Locate all lines in the data below that hold "James" and show them.

=== Record excerpts ===

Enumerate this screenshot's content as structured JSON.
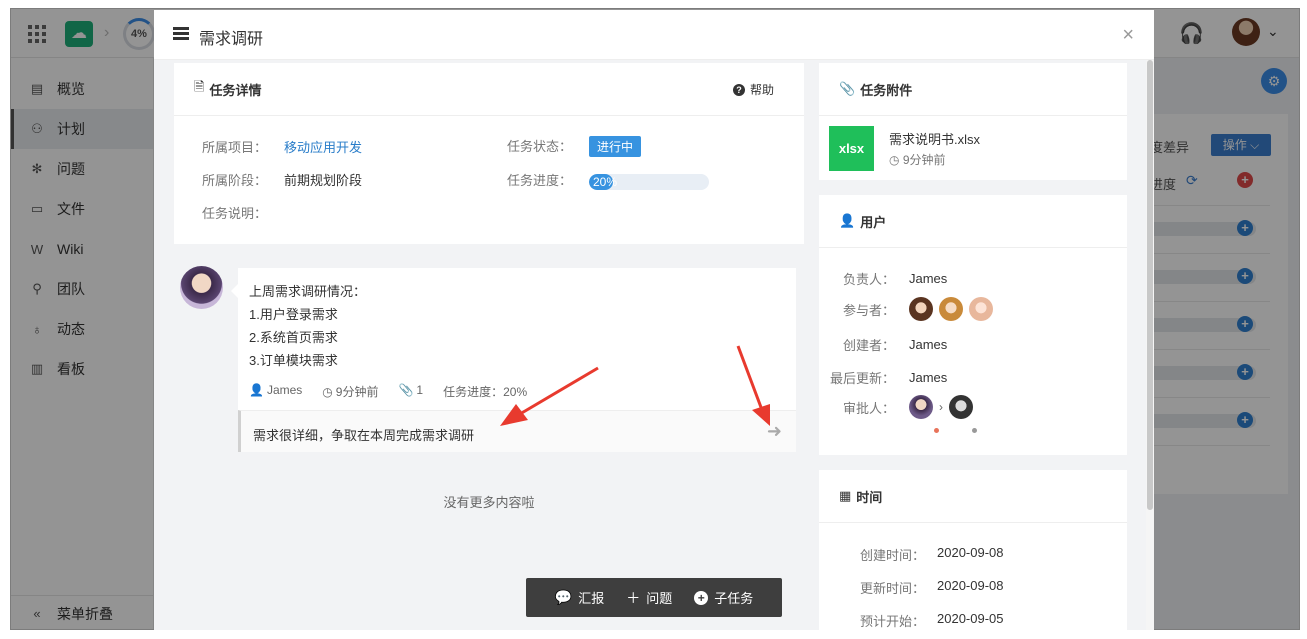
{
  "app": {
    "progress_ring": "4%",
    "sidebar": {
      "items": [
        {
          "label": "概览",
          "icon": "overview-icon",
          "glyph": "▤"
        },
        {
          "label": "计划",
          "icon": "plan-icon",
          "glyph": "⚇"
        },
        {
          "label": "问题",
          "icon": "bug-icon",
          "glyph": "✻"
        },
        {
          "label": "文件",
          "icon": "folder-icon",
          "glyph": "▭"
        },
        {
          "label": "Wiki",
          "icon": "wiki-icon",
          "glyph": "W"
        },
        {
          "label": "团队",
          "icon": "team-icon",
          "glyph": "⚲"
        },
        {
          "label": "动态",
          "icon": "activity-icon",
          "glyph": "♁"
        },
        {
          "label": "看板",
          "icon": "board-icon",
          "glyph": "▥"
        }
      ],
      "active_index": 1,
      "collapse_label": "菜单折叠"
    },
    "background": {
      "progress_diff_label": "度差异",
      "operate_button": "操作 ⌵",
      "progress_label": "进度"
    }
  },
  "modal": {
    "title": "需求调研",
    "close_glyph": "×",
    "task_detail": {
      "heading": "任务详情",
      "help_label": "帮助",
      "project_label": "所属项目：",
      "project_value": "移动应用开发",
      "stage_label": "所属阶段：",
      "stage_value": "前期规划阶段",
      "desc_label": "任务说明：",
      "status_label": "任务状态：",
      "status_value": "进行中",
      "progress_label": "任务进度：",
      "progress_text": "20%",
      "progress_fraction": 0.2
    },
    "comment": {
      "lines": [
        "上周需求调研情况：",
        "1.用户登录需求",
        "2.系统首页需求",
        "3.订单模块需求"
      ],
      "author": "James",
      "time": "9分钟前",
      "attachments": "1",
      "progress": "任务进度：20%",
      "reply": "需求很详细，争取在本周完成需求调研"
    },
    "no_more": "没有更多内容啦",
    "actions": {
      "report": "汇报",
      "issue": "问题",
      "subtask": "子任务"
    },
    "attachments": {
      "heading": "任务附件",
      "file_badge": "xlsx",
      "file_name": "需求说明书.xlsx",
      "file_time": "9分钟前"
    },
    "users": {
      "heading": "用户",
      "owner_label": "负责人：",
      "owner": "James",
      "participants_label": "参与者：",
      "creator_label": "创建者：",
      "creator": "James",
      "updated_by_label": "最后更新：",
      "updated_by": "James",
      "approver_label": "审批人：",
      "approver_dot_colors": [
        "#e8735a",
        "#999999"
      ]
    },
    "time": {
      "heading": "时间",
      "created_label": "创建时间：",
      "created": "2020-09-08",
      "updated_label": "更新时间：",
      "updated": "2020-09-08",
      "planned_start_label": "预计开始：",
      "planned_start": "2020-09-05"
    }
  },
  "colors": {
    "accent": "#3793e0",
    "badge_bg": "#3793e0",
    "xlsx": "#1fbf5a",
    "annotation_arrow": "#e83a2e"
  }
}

===

Complete output =>
      "author": "James",
      "owner": "James",
      "creator": "James",
      "updated_by": "James",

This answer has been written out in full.